[BEGIN Excerpt to read]

The Pharisees appear in the Book of Ac to be in a latent way favorers of the
apostles as against the high-priestly party. The personal influence of Gamaliel,
which seems commanding, was exercised in their favor. The anti-Christian zeal
of Saul the Tarsian, though a Pharisee, may have been to some extent the result
of the personal feelings which led him to perpetuate the relations of the
earlier period when the two sects were united in common antagonism to the teaching
of Christ. He, a Pharisee, offered himself to be employed by the Sadducean high
priest (Acts 9:1,2) to carry on the work of persecution in Damascus. In this
action Saul appears to have been in opposition to a large section of the
Pharisaic party. The bitter disputes which he and the other younger Pharisees had
carried on with Stephen had possibly influenced him.
- In Post-apostolic Times:
When Paul, the Christian apostle, was brought before the Sanhedrin at
Jerusalem, the Pharisaic party were numerous in the Council, if they did not even form
the majority, and they readily became his defenders against the Sadducees.
From Josephus we learn that with the outbreak of the war with the Romans the
Pharisees were thrust into the background by the more fanatical Zealots, Simon
ben Gioras and John of Gischala (BJ, V, i). The truth behind the Talmudic
statements that Gamaliel removed the Sanhedrin to Jabneh and that Johanan ben Zakkai
successfully entreated Vespasian to spare the scholars of that city is that the
Pharisees in considerable numbers made peace with the Romans. In the Mishna we
have the evidence of their later labors when the Sanhedrin was removed from
Jabneh, ultimately to Tiberias in Galilee. There under the guidance of Jehuda
ha-Qadhosh ("the Holy") the Mishna was reduced to writing. It may thus be said
that Judaism became Pharisaism, and the history of the Jews became that of the
Pharisees. In this later period the opposition to Christianity sprang up anew and
became embittered, as may be seen in the Talmudic fables concerning Jesus.
II. Doctrines of the Pharisees.

[END Excerpt to read]
[BEGIN Data excerpts]

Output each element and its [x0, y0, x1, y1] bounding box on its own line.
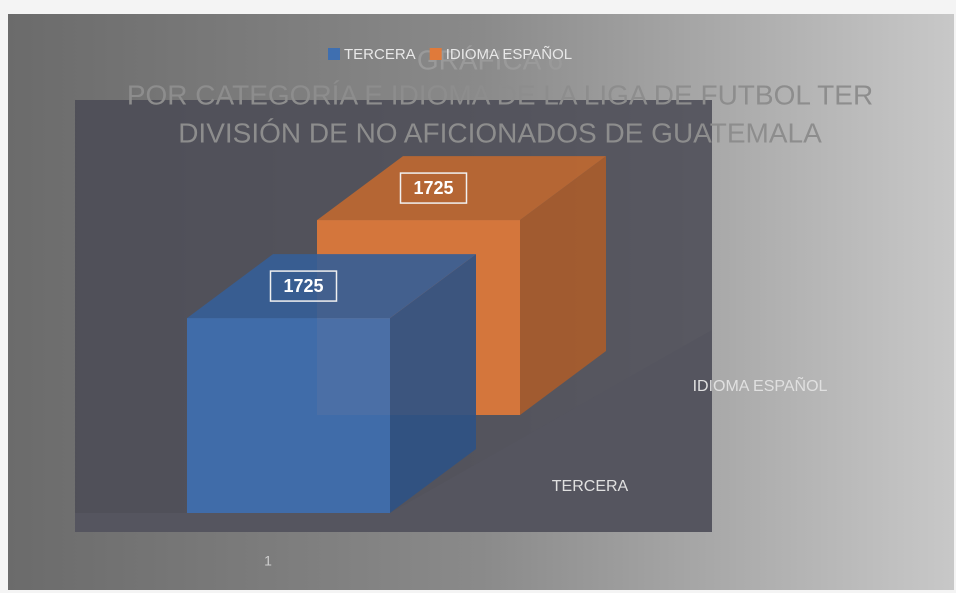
data-label: 1725 [283, 276, 323, 296]
chart-subtitle: DIVISIÓN DE NO AFICIONADOS DE GUATEMALA [178, 117, 822, 148]
legend-label: IDIOMA ESPAÑOL [446, 46, 572, 63]
x-tick-label: 1 [264, 553, 272, 569]
bar-top [187, 254, 476, 319]
data-label: 1725 [413, 178, 453, 198]
data-label-box [399, 172, 468, 204]
legend-swatch [429, 48, 442, 60]
floor [75, 330, 712, 532]
depth-axis-label: TERCERA [552, 478, 629, 495]
bar [187, 318, 390, 513]
legend-swatch [328, 48, 340, 60]
depth-axis-label: IDIOMA ESPAÑOL [693, 375, 828, 395]
bar-side [520, 156, 606, 415]
bar-top [317, 156, 606, 221]
bar-side [390, 254, 476, 513]
data-label-box [269, 270, 338, 302]
chart-subtitle: POR CATEGORÍA E IDIOMA DE LA LIGA DE FUT… [127, 79, 873, 110]
legend-label: TERCERA [344, 46, 416, 63]
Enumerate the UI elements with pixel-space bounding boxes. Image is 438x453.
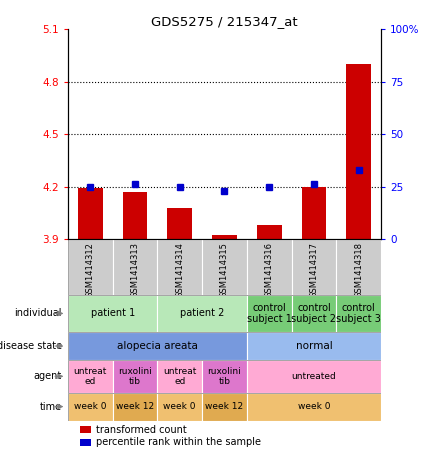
Text: GSM1414317: GSM1414317: [310, 242, 318, 298]
Bar: [81, 426, 92, 433]
Text: patient 2: patient 2: [180, 308, 224, 318]
Bar: [336, 295, 381, 332]
Title: GDS5275 / 215347_at: GDS5275 / 215347_at: [151, 15, 298, 28]
Bar: [157, 295, 247, 332]
Bar: [68, 393, 113, 420]
Bar: [292, 239, 336, 295]
Bar: [247, 239, 292, 295]
Bar: [68, 295, 157, 332]
Bar: [202, 239, 247, 295]
Text: GSM1414312: GSM1414312: [86, 242, 95, 298]
Text: control
subject 3: control subject 3: [336, 303, 381, 324]
Bar: [257, 225, 282, 239]
Bar: [336, 239, 381, 295]
Bar: [247, 360, 381, 393]
Bar: [68, 239, 113, 295]
Bar: [247, 332, 381, 360]
Text: individual: individual: [14, 308, 62, 318]
Bar: [302, 187, 326, 239]
Text: time: time: [39, 401, 62, 412]
Text: GSM1414318: GSM1414318: [354, 242, 363, 298]
Bar: [157, 239, 202, 295]
Text: alopecia areata: alopecia areata: [117, 341, 198, 351]
Text: untreat
ed: untreat ed: [74, 366, 107, 386]
Bar: [202, 360, 247, 393]
Text: ruxolini
tib: ruxolini tib: [208, 366, 241, 386]
Bar: [167, 207, 192, 239]
Bar: [346, 64, 371, 239]
Text: untreated: untreated: [292, 372, 336, 381]
Text: agent: agent: [33, 371, 62, 381]
Bar: [157, 393, 202, 420]
Bar: [212, 236, 237, 239]
Text: control
subject 1: control subject 1: [247, 303, 292, 324]
Bar: [247, 295, 292, 332]
Bar: [68, 360, 113, 393]
Bar: [157, 360, 202, 393]
Bar: [123, 192, 147, 239]
Text: GSM1414313: GSM1414313: [131, 242, 139, 298]
Text: GSM1414315: GSM1414315: [220, 242, 229, 298]
Text: disease state: disease state: [0, 341, 62, 351]
Text: week 12: week 12: [116, 402, 154, 411]
Text: untreat
ed: untreat ed: [163, 366, 196, 386]
Text: week 0: week 0: [298, 402, 330, 411]
Bar: [113, 239, 157, 295]
Bar: [247, 393, 381, 420]
Bar: [81, 439, 92, 446]
Text: normal: normal: [296, 341, 332, 351]
Bar: [292, 295, 336, 332]
Bar: [202, 393, 247, 420]
Bar: [113, 393, 157, 420]
Text: patient 1: patient 1: [91, 308, 135, 318]
Bar: [78, 188, 102, 239]
Text: transformed count: transformed count: [96, 425, 187, 435]
Bar: [113, 360, 157, 393]
Text: control
subject 2: control subject 2: [291, 303, 336, 324]
Text: ruxolini
tib: ruxolini tib: [118, 366, 152, 386]
Text: week 0: week 0: [74, 402, 106, 411]
Text: GSM1414316: GSM1414316: [265, 242, 274, 298]
Text: percentile rank within the sample: percentile rank within the sample: [96, 437, 261, 447]
Text: week 0: week 0: [163, 402, 196, 411]
Bar: [68, 332, 247, 360]
Text: GSM1414314: GSM1414314: [175, 242, 184, 298]
Text: week 12: week 12: [205, 402, 244, 411]
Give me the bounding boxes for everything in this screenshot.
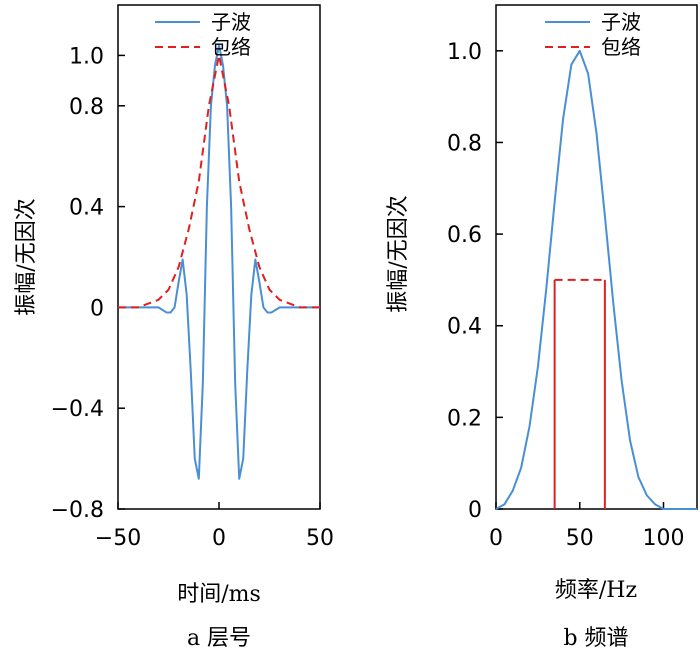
- panel-a-ytick-label: 0.8: [69, 95, 104, 120]
- panel-a-series: [118, 44, 320, 480]
- panel-a-ytick-label: 0.4: [69, 196, 104, 221]
- panel-a-legend-label: 子波: [211, 10, 251, 34]
- panel-b-series: [495, 49, 697, 510]
- panel-a-envelope-line: [118, 54, 320, 309]
- panel-a-wavelet-line: [118, 44, 320, 480]
- panel-a-ytick-label: 0: [90, 296, 104, 321]
- panel-b-ticks: 0 0.2 0.4 0.6 0.8 1.0 0 50 100: [447, 40, 685, 551]
- panel-b-legend-label: 子波: [601, 10, 641, 34]
- panel-b-caption: b 频谱: [563, 626, 628, 651]
- panel-b-ytick-label: 0.8: [447, 131, 482, 156]
- panel-a-xlabel: 时间/ms: [177, 582, 261, 607]
- panel-b-wavelet-line: [495, 49, 697, 510]
- panel-b-ytick-label: 0: [468, 498, 482, 523]
- panel-a-frame: [117, 4, 321, 510]
- panel-a-ticks: −0.8 −0.4 0 0.4 0.8 1.0 −50 0 50: [51, 44, 334, 551]
- panel-a-legend-label: 包络: [211, 35, 251, 59]
- panel-b-legend-label: 包络: [601, 35, 641, 59]
- panel-b-ytick-label: 0.4: [447, 315, 482, 340]
- panel-b-xtick-label: 100: [643, 526, 685, 551]
- panel-b-xlabel: 频率/Hz: [555, 578, 637, 603]
- panel-a-caption: a 层号: [187, 626, 251, 651]
- panel-a-xtick-label: 0: [212, 526, 226, 551]
- panel-b-ylabel: 振幅/无因次: [386, 195, 411, 312]
- panel-a-ytick-label: 1.0: [69, 44, 104, 69]
- panel-b-xtick-label: 0: [489, 526, 503, 551]
- panel-a-ytick-label: −0.4: [51, 397, 104, 422]
- panel-a-xtick-label: −50: [95, 526, 141, 551]
- panel-b-xtick-label: 50: [566, 526, 594, 551]
- panel-b-ytick-label: 0.6: [447, 223, 482, 248]
- panel-a-ylabel: 振幅/无因次: [14, 198, 39, 315]
- panel-b-frame: [495, 4, 698, 510]
- panel-b-ytick-label: 1.0: [447, 40, 482, 65]
- panel-b-ytick-label: 0.2: [447, 406, 482, 431]
- panel-a-xtick-label: 50: [306, 526, 334, 551]
- panel-a-ytick-label: −0.8: [51, 498, 104, 523]
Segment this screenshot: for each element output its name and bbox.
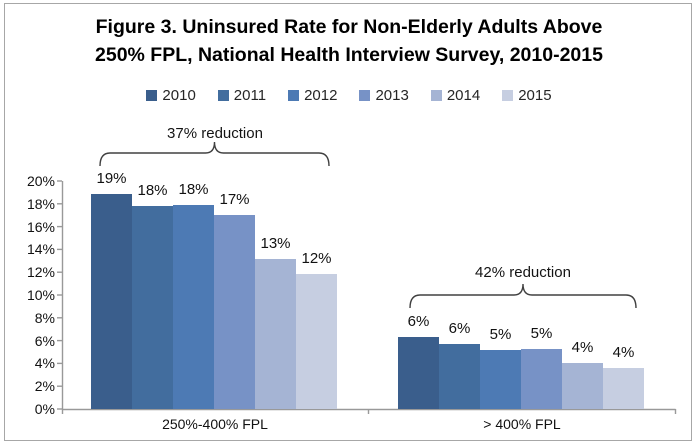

[END Data excerpts]

• Work to do:
1 > Update the passage on the Pharisees between "The Pharisees appear" and "possibly influenced him.", inclusive, replacing "Saul" with "Paul" and giving that part again.
2 > Translate this sentence from the passage on the Pharisees into Spanish: "The personal influence of Gamaliel, which seems commanding, was exercised in their favor."

• Responses per task:
1 >
The Pharisees appear in the Book of Ac to be in a latent way favorers of the
apostles as against the high-priestly party. The personal influence of Gamaliel,
which seems commanding, was exercised in their favor. The anti-Christian zeal
of Paul the Tarsian, though a Pharisee, may have been to some extent the result
of the personal feelings which led him to perpetuate the relations of the
earlier period when the two sects were united in common antagonism to the teaching
of Christ. He, a Pharisee, offered himself to be employed by the Sadducean high
priest (Acts 9:1,2) to carry on the work of persecution in Damascus. In this
action Paul appears to have been in opposition to a large section of the
Pharisaic party. The bitter disputes which he and the other younger Pharisees had
carried on with Stephen had possibly influenced him.

2 > La influencia personal de Gamaliel, que parece imponente, se ejerció en su favor.